Text block
Tuesday, June 9, 2015
the two year post-therapy mark
my oldest boy and i snuggled together this morning, taking turns sneezing and wiping sleep from our eyes. he watched cartoons, i sipped coffee. he wiggled around, taking his time getting situated and comfortable. he rested his head on my chest then slid down to lay his head on my hip. he rearranged my arms and placed them where he wanted them, where they felt best. he fidgeted with my fingers. he told me to squeeze him harder. i stayed there with him and complied.
cuddles aren't his favorite thing. typically i ask him for a hug or say "do you want to snuggle with me" and let him decide whether to oblige. i can get away with a pat on his back or a kiss on the top of his head but prolonged affection is not a regular occurrence.
but this morning there was no asking.
he simply sat down next to me and leaned in.
he offered himself.
all i had to do was open my arms to accept the gift.
.............
the truth is i've gotten plenty of snuggles from this boy; enough that i don't feel deprived or like a part of our relationship is lacking. but still, i do not ever take them for granted. i'm keenly aware in those moments that cuddling with this kid is a privilege.
it's because he trusts me.
he feels comfortable being himself with me.

Information supplied
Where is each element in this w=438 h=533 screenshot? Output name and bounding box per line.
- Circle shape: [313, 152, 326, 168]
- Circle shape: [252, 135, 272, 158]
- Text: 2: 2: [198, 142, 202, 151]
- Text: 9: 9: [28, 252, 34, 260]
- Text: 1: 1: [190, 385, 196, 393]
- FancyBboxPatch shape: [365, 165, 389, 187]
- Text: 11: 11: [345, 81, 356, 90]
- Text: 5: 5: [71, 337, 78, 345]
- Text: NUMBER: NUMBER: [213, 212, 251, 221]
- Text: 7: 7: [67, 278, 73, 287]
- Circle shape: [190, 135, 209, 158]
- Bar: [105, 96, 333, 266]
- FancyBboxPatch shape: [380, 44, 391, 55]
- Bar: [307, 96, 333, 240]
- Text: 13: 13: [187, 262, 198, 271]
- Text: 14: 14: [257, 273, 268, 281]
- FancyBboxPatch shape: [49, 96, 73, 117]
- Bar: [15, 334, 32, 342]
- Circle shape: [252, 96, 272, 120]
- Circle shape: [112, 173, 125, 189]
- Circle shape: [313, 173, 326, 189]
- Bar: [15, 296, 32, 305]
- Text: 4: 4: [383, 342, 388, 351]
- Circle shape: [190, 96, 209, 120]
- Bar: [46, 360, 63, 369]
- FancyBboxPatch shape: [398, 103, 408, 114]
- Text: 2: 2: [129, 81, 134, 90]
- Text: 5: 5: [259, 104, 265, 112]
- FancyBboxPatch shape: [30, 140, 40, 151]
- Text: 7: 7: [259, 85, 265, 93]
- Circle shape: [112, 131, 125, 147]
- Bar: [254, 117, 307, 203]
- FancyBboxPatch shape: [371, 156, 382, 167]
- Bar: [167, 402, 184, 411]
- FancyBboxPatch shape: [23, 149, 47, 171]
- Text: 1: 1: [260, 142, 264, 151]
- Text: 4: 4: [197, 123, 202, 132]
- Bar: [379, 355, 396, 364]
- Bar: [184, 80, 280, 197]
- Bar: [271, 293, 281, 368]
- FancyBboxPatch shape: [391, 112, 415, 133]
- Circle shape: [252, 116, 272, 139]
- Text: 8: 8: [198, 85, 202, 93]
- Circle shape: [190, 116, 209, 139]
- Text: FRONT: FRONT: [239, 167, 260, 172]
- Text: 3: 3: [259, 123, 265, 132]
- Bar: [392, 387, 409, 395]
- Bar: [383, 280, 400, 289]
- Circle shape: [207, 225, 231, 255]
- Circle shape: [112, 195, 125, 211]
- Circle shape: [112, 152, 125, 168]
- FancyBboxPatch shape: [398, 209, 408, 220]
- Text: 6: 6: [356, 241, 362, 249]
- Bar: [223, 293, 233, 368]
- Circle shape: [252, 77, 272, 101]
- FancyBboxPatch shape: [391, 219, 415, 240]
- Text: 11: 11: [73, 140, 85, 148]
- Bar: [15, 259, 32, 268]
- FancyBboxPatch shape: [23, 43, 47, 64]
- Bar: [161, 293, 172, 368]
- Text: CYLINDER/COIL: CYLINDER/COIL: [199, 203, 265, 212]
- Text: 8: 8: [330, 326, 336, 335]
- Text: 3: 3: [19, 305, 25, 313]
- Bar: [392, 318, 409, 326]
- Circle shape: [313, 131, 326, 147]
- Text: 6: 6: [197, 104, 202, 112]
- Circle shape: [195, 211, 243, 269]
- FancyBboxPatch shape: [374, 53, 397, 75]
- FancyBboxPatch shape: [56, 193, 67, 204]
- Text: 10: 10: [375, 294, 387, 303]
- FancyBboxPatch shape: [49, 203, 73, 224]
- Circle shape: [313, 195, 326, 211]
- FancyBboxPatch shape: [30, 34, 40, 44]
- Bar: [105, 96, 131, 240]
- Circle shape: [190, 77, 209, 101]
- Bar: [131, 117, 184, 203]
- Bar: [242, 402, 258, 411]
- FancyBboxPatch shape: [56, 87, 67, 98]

Problem set
1. Do these statements agree with the blog post? (a) Cuddles are the boy's favorite thing. (b) The boy told the narrator to squeeze him harder. (c) The narrator feels deprived of snuggles from this boy. For each, answer yes or no and quote the deciding words of the blog post.
2. Output the part of the blog post that starts at the words "the truth is" and stops after the words "he trusts me.".
3. Carry on the blog post about the morning snuggle with the oldest boy, starting after its last sentence.

Responses per task
1.
(a) No: "cuddles aren't his favorite thing."
(b) Yes: "he told me to squeeze him harder."
(c) No: "enough that i don't feel deprived or like a part of our relationship is lacking."

2.
the truth is i've gotten plenty of snuggles from this boy; enough that i don't feel deprived or like a part of our relationship is lacking. but still, i do not ever take them for granted. i'm keenly aware in those moments that cuddling with this kid is a privilege.
it's because he trusts me.

3.
i feel honored.
..............
this summer is the two year anniversary of harrison's graduation from STAR center. this is what i wrote about the one year anniversary.
you may have noticed, i've stopped blogging about sensory processing disorder. it's been a purposeful decision. it's one part because there just isn't as much emotion for me to release, one part because there just aren't as many sensory issues to talk about, two parts because my sweet boy is getting older and while i'm still likely to write about him and the things we do together, i want to be more careful about exposing the serious stuff to the world.
it's his story to tell.
if he wants to, when he wants to.
................
but what i would like to say is this: i am so stinkin thankful i get to be a mom to this boy. i adore who he is. i love every little snippet of his personality. i am in awe at the amazing things he does.
he is just such a great kid! a smart boy, a brave boy, a loving boy, a kind boy, a strong boy, an honest boy, an active boy.
yes, he's a boy who gets motion sickness. he's a boy who hates handwriting. he's a boy who makes the term picky-eater an understatement. he's a boy can rarely catch a football.
but there is not one single sensory issue that hinders who he is as a person.
he is not an either/or situation. he is not one thing in spite of the others. he is all the things.
my son is a mixture of so many beautiful characteristics which mesh together to create a masterpiece so stunning that sometimes, just by looking at him, it brings tears to my eyes.